**TASK DIRECTIONS**
Count how many lines of the data include "name". The answer is that number and nothing else.

── MATERIAL SUPPLIED ──

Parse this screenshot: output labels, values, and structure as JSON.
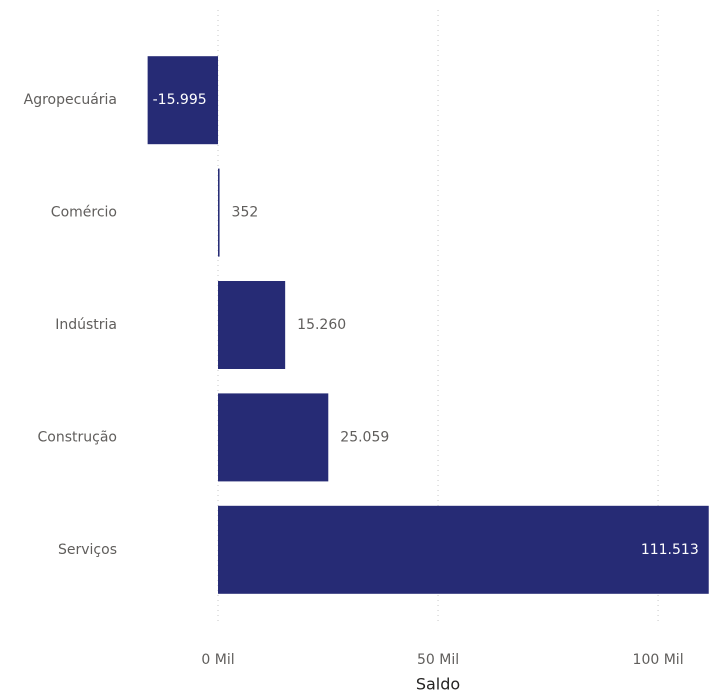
{
  "chart_data": {
    "type": "bar",
    "orientation": "horizontal",
    "categories": [
      "Agropecuária",
      "Comércio",
      "Indústria",
      "Construção",
      "Serviços"
    ],
    "values": [
      -15995,
      352,
      15260,
      25059,
      111513
    ],
    "value_labels": [
      "-15.995",
      "352",
      "15.260",
      "25.059",
      "111.513"
    ],
    "color": "#262b75",
    "x_label": "Saldo",
    "xlim": [
      -20000,
      111800
    ],
    "xticks": [
      {
        "value": 0,
        "label": "0 Mil"
      },
      {
        "value": 50000,
        "label": "50 Mil"
      },
      {
        "value": 100000,
        "label": "100 Mil"
      }
    ],
    "grid": true
  }
}
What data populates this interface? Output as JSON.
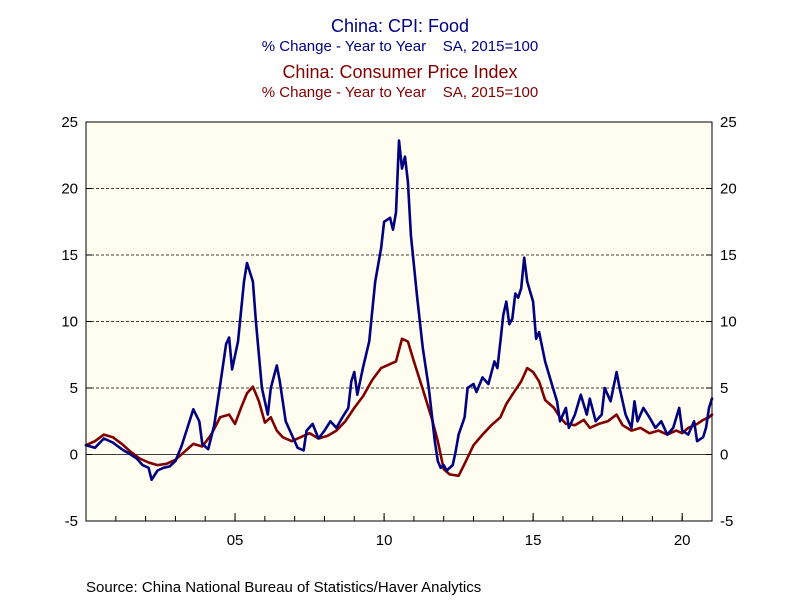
{
  "titles": {
    "series1_title": "China: CPI: Food",
    "series1_sub": "% Change - Year to Year    SA, 2015=100",
    "series2_title": "China: Consumer Price Index",
    "series2_sub": "% Change - Year to Year    SA, 2015=100"
  },
  "source": "Source:  China National Bureau of Statistics/Haver Analytics",
  "colors": {
    "cpi_food": "#000080",
    "cpi": "#800000",
    "plot_bg": "#FFFDF0",
    "frame": "#000000",
    "grid": "#000000"
  },
  "chart_data": {
    "type": "line",
    "xlabel": "",
    "ylabel": "",
    "xlim": [
      2000.0,
      2021.0
    ],
    "ylim": [
      -5,
      25
    ],
    "y_ticks": [
      -5,
      0,
      5,
      10,
      15,
      20,
      25
    ],
    "x_ticks": [
      {
        "value": 2005,
        "label": "05"
      },
      {
        "value": 2010,
        "label": "10"
      },
      {
        "value": 2015,
        "label": "15"
      },
      {
        "value": 2020,
        "label": "20"
      }
    ],
    "grid": "horizontal dashed at 5, 10, 15, 20",
    "series": [
      {
        "name": "China: CPI: Food",
        "color": "#000080",
        "points": [
          [
            2000.0,
            0.7
          ],
          [
            2000.3,
            0.5
          ],
          [
            2000.6,
            1.2
          ],
          [
            2000.9,
            0.9
          ],
          [
            2001.2,
            0.4
          ],
          [
            2001.5,
            0.0
          ],
          [
            2001.7,
            -0.3
          ],
          [
            2001.9,
            -0.8
          ],
          [
            2002.1,
            -1.0
          ],
          [
            2002.2,
            -1.9
          ],
          [
            2002.4,
            -1.2
          ],
          [
            2002.6,
            -1.0
          ],
          [
            2002.8,
            -0.9
          ],
          [
            2003.0,
            -0.5
          ],
          [
            2003.2,
            0.6
          ],
          [
            2003.4,
            2.0
          ],
          [
            2003.6,
            3.4
          ],
          [
            2003.8,
            2.5
          ],
          [
            2003.9,
            0.8
          ],
          [
            2004.1,
            0.4
          ],
          [
            2004.3,
            2.2
          ],
          [
            2004.5,
            5.2
          ],
          [
            2004.7,
            8.3
          ],
          [
            2004.8,
            8.8
          ],
          [
            2004.9,
            6.4
          ],
          [
            2005.1,
            8.5
          ],
          [
            2005.3,
            13.0
          ],
          [
            2005.4,
            14.4
          ],
          [
            2005.6,
            13.0
          ],
          [
            2005.7,
            10.0
          ],
          [
            2005.9,
            5.0
          ],
          [
            2006.1,
            3.0
          ],
          [
            2006.2,
            5.0
          ],
          [
            2006.4,
            6.7
          ],
          [
            2006.5,
            5.5
          ],
          [
            2006.7,
            2.5
          ],
          [
            2006.9,
            1.5
          ],
          [
            2007.1,
            0.5
          ],
          [
            2007.3,
            0.3
          ],
          [
            2007.4,
            1.8
          ],
          [
            2007.6,
            2.3
          ],
          [
            2007.8,
            1.2
          ],
          [
            2008.0,
            1.8
          ],
          [
            2008.2,
            2.5
          ],
          [
            2008.4,
            2.0
          ],
          [
            2008.6,
            2.8
          ],
          [
            2008.8,
            3.5
          ],
          [
            2008.9,
            5.5
          ],
          [
            2009.0,
            6.2
          ],
          [
            2009.1,
            4.5
          ],
          [
            2009.3,
            6.6
          ],
          [
            2009.5,
            8.5
          ],
          [
            2009.7,
            13.0
          ],
          [
            2009.9,
            15.5
          ],
          [
            2010.0,
            17.5
          ],
          [
            2010.2,
            17.8
          ],
          [
            2010.3,
            16.9
          ],
          [
            2010.4,
            18.2
          ],
          [
            2010.5,
            23.6
          ],
          [
            2010.6,
            21.5
          ],
          [
            2010.7,
            22.4
          ],
          [
            2010.8,
            20.5
          ],
          [
            2010.9,
            16.5
          ],
          [
            2011.1,
            12.0
          ],
          [
            2011.3,
            8.0
          ],
          [
            2011.5,
            5.0
          ],
          [
            2011.6,
            3.0
          ],
          [
            2011.7,
            1.0
          ],
          [
            2011.8,
            -0.5
          ],
          [
            2011.9,
            -1.0
          ],
          [
            2012.0,
            -0.8
          ],
          [
            2012.1,
            -1.2
          ],
          [
            2012.3,
            -0.8
          ],
          [
            2012.4,
            0.2
          ],
          [
            2012.5,
            1.5
          ],
          [
            2012.7,
            2.8
          ],
          [
            2012.8,
            5.0
          ],
          [
            2013.0,
            5.3
          ],
          [
            2013.1,
            4.7
          ],
          [
            2013.3,
            5.8
          ],
          [
            2013.5,
            5.3
          ],
          [
            2013.7,
            7.0
          ],
          [
            2013.8,
            6.5
          ],
          [
            2013.9,
            8.5
          ],
          [
            2014.0,
            10.5
          ],
          [
            2014.1,
            11.5
          ],
          [
            2014.2,
            9.8
          ],
          [
            2014.3,
            10.2
          ],
          [
            2014.4,
            12.1
          ],
          [
            2014.5,
            11.8
          ],
          [
            2014.6,
            12.5
          ],
          [
            2014.7,
            14.8
          ],
          [
            2014.8,
            13.0
          ],
          [
            2015.0,
            11.5
          ],
          [
            2015.1,
            8.7
          ],
          [
            2015.2,
            9.2
          ],
          [
            2015.4,
            7.0
          ],
          [
            2015.6,
            5.5
          ],
          [
            2015.8,
            4.0
          ],
          [
            2015.9,
            2.5
          ],
          [
            2016.1,
            3.5
          ],
          [
            2016.2,
            2.0
          ],
          [
            2016.4,
            3.0
          ],
          [
            2016.6,
            4.5
          ],
          [
            2016.8,
            3.0
          ],
          [
            2016.9,
            4.2
          ],
          [
            2017.1,
            2.5
          ],
          [
            2017.3,
            3.0
          ],
          [
            2017.4,
            5.0
          ],
          [
            2017.6,
            4.0
          ],
          [
            2017.8,
            6.2
          ],
          [
            2017.9,
            5.0
          ],
          [
            2018.1,
            3.0
          ],
          [
            2018.3,
            2.0
          ],
          [
            2018.4,
            4.0
          ],
          [
            2018.5,
            2.5
          ],
          [
            2018.7,
            3.5
          ],
          [
            2018.9,
            2.8
          ],
          [
            2019.1,
            2.0
          ],
          [
            2019.3,
            2.5
          ],
          [
            2019.5,
            1.5
          ],
          [
            2019.7,
            2.0
          ],
          [
            2019.9,
            3.5
          ],
          [
            2020.0,
            1.8
          ],
          [
            2020.2,
            1.5
          ],
          [
            2020.4,
            2.5
          ],
          [
            2020.5,
            1.0
          ],
          [
            2020.7,
            1.3
          ],
          [
            2020.8,
            2.0
          ],
          [
            2020.9,
            3.5
          ],
          [
            2021.0,
            4.2
          ]
        ]
      },
      {
        "name": "China: Consumer Price Index",
        "color": "#800000",
        "points": [
          [
            2000.0,
            0.7
          ],
          [
            2000.3,
            1.0
          ],
          [
            2000.6,
            1.5
          ],
          [
            2000.9,
            1.3
          ],
          [
            2001.2,
            0.8
          ],
          [
            2001.5,
            0.2
          ],
          [
            2001.8,
            -0.3
          ],
          [
            2002.1,
            -0.6
          ],
          [
            2002.4,
            -0.8
          ],
          [
            2002.7,
            -0.7
          ],
          [
            2003.0,
            -0.4
          ],
          [
            2003.3,
            0.2
          ],
          [
            2003.6,
            0.8
          ],
          [
            2003.9,
            0.6
          ],
          [
            2004.2,
            1.5
          ],
          [
            2004.5,
            2.8
          ],
          [
            2004.8,
            3.0
          ],
          [
            2005.0,
            2.3
          ],
          [
            2005.2,
            3.5
          ],
          [
            2005.4,
            4.6
          ],
          [
            2005.6,
            5.1
          ],
          [
            2005.8,
            4.0
          ],
          [
            2006.0,
            2.4
          ],
          [
            2006.2,
            2.8
          ],
          [
            2006.4,
            1.8
          ],
          [
            2006.6,
            1.3
          ],
          [
            2006.9,
            1.0
          ],
          [
            2007.2,
            1.3
          ],
          [
            2007.5,
            1.6
          ],
          [
            2007.8,
            1.2
          ],
          [
            2008.1,
            1.4
          ],
          [
            2008.4,
            1.8
          ],
          [
            2008.7,
            2.5
          ],
          [
            2009.0,
            3.5
          ],
          [
            2009.3,
            4.4
          ],
          [
            2009.6,
            5.6
          ],
          [
            2009.9,
            6.5
          ],
          [
            2010.2,
            6.8
          ],
          [
            2010.4,
            7.0
          ],
          [
            2010.6,
            8.7
          ],
          [
            2010.8,
            8.5
          ],
          [
            2011.0,
            7.0
          ],
          [
            2011.3,
            4.9
          ],
          [
            2011.6,
            2.7
          ],
          [
            2011.8,
            1.0
          ],
          [
            2012.0,
            -1.1
          ],
          [
            2012.2,
            -1.5
          ],
          [
            2012.5,
            -1.6
          ],
          [
            2012.7,
            -0.7
          ],
          [
            2013.0,
            0.7
          ],
          [
            2013.3,
            1.5
          ],
          [
            2013.6,
            2.2
          ],
          [
            2013.9,
            2.8
          ],
          [
            2014.1,
            3.8
          ],
          [
            2014.3,
            4.5
          ],
          [
            2014.6,
            5.5
          ],
          [
            2014.8,
            6.5
          ],
          [
            2015.0,
            6.2
          ],
          [
            2015.2,
            5.5
          ],
          [
            2015.4,
            4.1
          ],
          [
            2015.7,
            3.5
          ],
          [
            2015.9,
            2.8
          ],
          [
            2016.1,
            2.3
          ],
          [
            2016.4,
            2.2
          ],
          [
            2016.7,
            2.6
          ],
          [
            2016.9,
            2.0
          ],
          [
            2017.2,
            2.3
          ],
          [
            2017.5,
            2.5
          ],
          [
            2017.8,
            3.0
          ],
          [
            2018.0,
            2.2
          ],
          [
            2018.3,
            1.8
          ],
          [
            2018.6,
            2.0
          ],
          [
            2018.9,
            1.6
          ],
          [
            2019.2,
            1.8
          ],
          [
            2019.5,
            1.5
          ],
          [
            2019.8,
            1.8
          ],
          [
            2020.0,
            1.6
          ],
          [
            2020.2,
            2.0
          ],
          [
            2020.5,
            2.3
          ],
          [
            2020.7,
            2.6
          ],
          [
            2020.9,
            2.8
          ],
          [
            2021.0,
            3.0
          ]
        ]
      }
    ]
  }
}
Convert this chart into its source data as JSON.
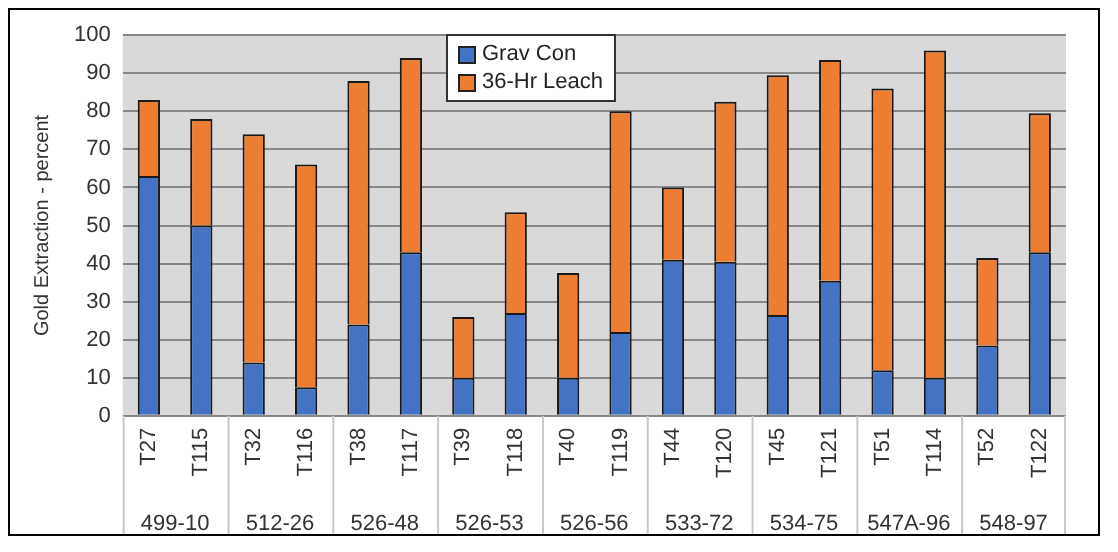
{
  "chart_data": {
    "type": "bar",
    "stacked": true,
    "ylabel": "Gold Extraction - percent",
    "categories": [
      "T27",
      "T115",
      "T32",
      "T116",
      "T38",
      "T117",
      "T39",
      "T118",
      "T40",
      "T119",
      "T44",
      "T120",
      "T45",
      "T121",
      "T51",
      "T114",
      "T52",
      "T122"
    ],
    "series": [
      {
        "name": "Grav Con",
        "color": "#4472c4",
        "values": [
          63,
          50,
          14,
          7.5,
          24,
          43,
          10,
          27,
          10,
          22,
          41,
          40.5,
          26.5,
          35.5,
          12,
          10,
          18.5,
          43
        ]
      },
      {
        "name": "36-Hr Leach",
        "color": "#ed7d31",
        "values": [
          20,
          28,
          60,
          58.5,
          64,
          51,
          16,
          26.5,
          27.5,
          58,
          19,
          42,
          63,
          58,
          74,
          86,
          23,
          36.5
        ]
      }
    ],
    "annotations": [
      "499-10",
      "512-26",
      "526-48",
      "526-53",
      "526-56",
      "533-72",
      "534-75",
      "547A-96",
      "548-97"
    ],
    "ylim": [
      0,
      100
    ],
    "yticks": [
      0,
      10,
      20,
      30,
      40,
      50,
      60,
      70,
      80,
      90,
      100
    ],
    "grid": "y",
    "legend": "top"
  }
}
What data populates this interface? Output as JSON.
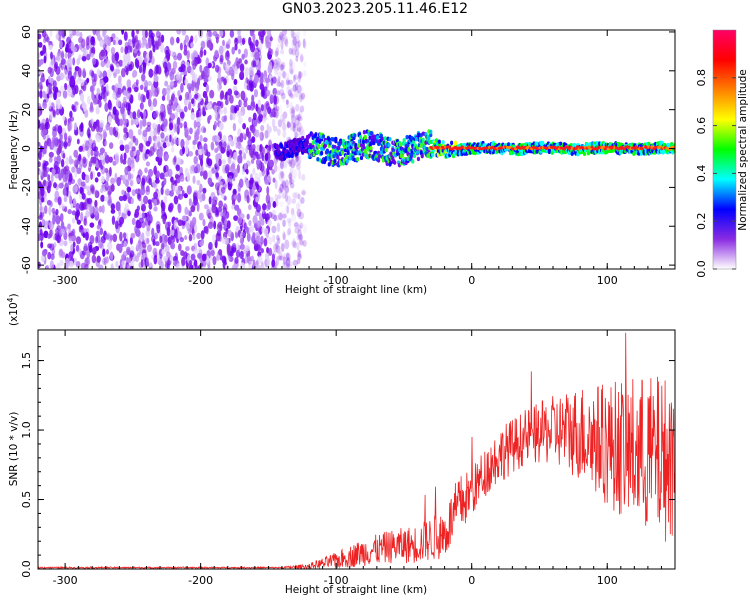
{
  "title": "GN03.2023.205.11.46.E12",
  "chart_data": [
    {
      "type": "heatmap",
      "xlabel": "Height of straight line (km)",
      "ylabel": "Frequency (Hz)",
      "xlim": [
        -320,
        150
      ],
      "ylim": [
        -62,
        61
      ],
      "x_ticks": [
        -300,
        -200,
        -100,
        0,
        100
      ],
      "y_ticks": [
        -60,
        -40,
        -20,
        0,
        20,
        40,
        60
      ],
      "noise_region_x": [
        -320,
        -135
      ],
      "signal_center_hz": 0,
      "colorbar": {
        "label": "Normalized spectral amplitude",
        "range": [
          0.0,
          1.0
        ],
        "ticks": [
          "0.0",
          "0.2",
          "0.4",
          "0.6",
          "0.8"
        ],
        "colors": [
          "#ffffff",
          "#8a2be2",
          "#0000ff",
          "#00ffff",
          "#00ff00",
          "#ffff00",
          "#ff8000",
          "#ff0000",
          "#ff0066"
        ]
      }
    },
    {
      "type": "line",
      "xlabel": "Height of straight line (km)",
      "ylabel": "SNR (10 * v/v)",
      "y_multiplier": "(x10",
      "y_multiplier_exp": "4",
      "y_multiplier_close": ")",
      "xlim": [
        -320,
        150
      ],
      "ylim": [
        0,
        1.72
      ],
      "x_ticks": [
        -300,
        -200,
        -100,
        0,
        100
      ],
      "y_ticks": [
        "0.0",
        "0.5",
        "1.0",
        "1.5"
      ],
      "y_tick_values": [
        0.0,
        0.5,
        1.0,
        1.5
      ],
      "series": [
        {
          "color": "#ee2222",
          "envelope_x": [
            -320,
            -140,
            -120,
            -100,
            -80,
            -60,
            -40,
            -20,
            -10,
            0,
            10,
            20,
            40,
            60,
            80,
            100,
            120,
            140,
            150
          ],
          "envelope_mean": [
            0.01,
            0.01,
            0.02,
            0.06,
            0.12,
            0.16,
            0.18,
            0.25,
            0.45,
            0.55,
            0.7,
            0.82,
            0.95,
            1.0,
            0.98,
            0.9,
            0.85,
            0.8,
            0.78
          ],
          "envelope_amplitude": [
            0.005,
            0.005,
            0.02,
            0.06,
            0.1,
            0.12,
            0.14,
            0.18,
            0.22,
            0.18,
            0.18,
            0.2,
            0.2,
            0.25,
            0.35,
            0.45,
            0.55,
            0.6,
            0.6
          ]
        }
      ]
    }
  ]
}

───

**THE OUTPUT**
4